(Items listed in a dataset)
-- BEGIN --

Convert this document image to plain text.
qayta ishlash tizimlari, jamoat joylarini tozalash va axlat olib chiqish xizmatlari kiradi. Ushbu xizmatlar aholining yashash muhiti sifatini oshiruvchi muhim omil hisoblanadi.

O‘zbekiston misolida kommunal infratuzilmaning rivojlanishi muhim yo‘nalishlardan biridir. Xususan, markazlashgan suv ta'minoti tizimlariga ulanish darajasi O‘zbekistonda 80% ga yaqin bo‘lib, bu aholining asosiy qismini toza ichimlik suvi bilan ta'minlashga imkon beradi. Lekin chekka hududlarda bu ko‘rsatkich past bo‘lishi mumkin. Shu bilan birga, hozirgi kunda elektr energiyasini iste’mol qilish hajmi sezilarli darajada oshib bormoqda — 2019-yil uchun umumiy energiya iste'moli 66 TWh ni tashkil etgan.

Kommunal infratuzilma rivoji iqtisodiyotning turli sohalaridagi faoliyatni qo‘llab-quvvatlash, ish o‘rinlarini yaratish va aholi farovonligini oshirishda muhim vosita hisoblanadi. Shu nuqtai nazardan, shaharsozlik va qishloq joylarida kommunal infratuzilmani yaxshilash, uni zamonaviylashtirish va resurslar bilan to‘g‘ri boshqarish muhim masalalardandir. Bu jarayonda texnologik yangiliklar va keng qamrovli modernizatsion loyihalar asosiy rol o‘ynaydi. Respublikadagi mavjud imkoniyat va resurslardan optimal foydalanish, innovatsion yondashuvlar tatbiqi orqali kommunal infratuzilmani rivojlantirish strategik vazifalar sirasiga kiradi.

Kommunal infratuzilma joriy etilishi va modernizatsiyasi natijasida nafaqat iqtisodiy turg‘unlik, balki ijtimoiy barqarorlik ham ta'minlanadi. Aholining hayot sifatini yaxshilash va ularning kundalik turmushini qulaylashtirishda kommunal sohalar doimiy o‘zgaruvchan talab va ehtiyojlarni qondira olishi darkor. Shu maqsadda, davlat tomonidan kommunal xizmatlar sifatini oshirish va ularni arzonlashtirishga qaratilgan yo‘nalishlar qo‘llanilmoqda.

-- END --

Copy out the material word for word and line for line.

Convert this document image to plain text.
qayta ishlash tizimlari, jamoat joylarini tozalash va axlat olib chiqish xizmatlari kiradi. Ushbu xizmatlar aholining yashash muhiti sifatini oshiruvchi muhim omil hisoblanadi.

O‘zbekiston misolida kommunal infratuzilmaning rivojlanishi muhim yo‘nalishlardan biridir. Xususan, markazlashgan suv ta'minoti tizimlariga ulanish darajasi O‘zbekistonda 80% ga yaqin bo‘lib, bu aholining asosiy qismini toza ichimlik suvi bilan ta'minlashga imkon beradi. Lekin chekka hududlarda bu ko‘rsatkich past bo‘lishi mumkin. Shu bilan birga, hozirgi kunda elektr energiyasini iste’mol qilish hajmi sezilarli darajada oshib bormoqda — 2019-yil uchun umumiy energiya iste'moli 66 TWh ni tashkil etgan.

Kommunal infratuzilma rivoji iqtisodiyotning turli sohalaridagi faoliyatni qo‘llab-quvvatlash, ish o‘rinlarini yaratish va aholi farovonligini oshirishda muhim vosita hisoblanadi. Shu nuqtai nazardan, shaharsozlik va qishloq joylarida kommunal infratuzilmani yaxshilash, uni zamonaviylashtirish va resurslar bilan to‘g‘ri boshqarish muhim masalalardandir. Bu jarayonda texnologik yangiliklar va keng qamrovli modernizatsion loyihalar asosiy rol o‘ynaydi. Respublikadagi mavjud imkoniyat va resurslardan optimal foydalanish, innovatsion yondashuvlar tatbiqi orqali kommunal infratuzilmani rivojlantirish strategik vazifalar sirasiga kiradi.

Kommunal infratuzilma joriy etilishi va modernizatsiyasi natijasida nafaqat iqtisodiy turg‘unlik, balki ijtimoiy barqarorlik ham ta'minlanadi. Aholining hayot sifatini yaxshilash va ularning kundalik turmushini qulaylashtirishda kommunal sohalar doimiy o‘zgaruvchan talab va ehtiyojlarni qondira olishi darkor. Shu maqsadda, davlat tomonidan kommunal xizmatlar sifatini oshirish va ularni arzonlashtirishga qaratilgan yo‘nalishlar qo‘llanilmoqda.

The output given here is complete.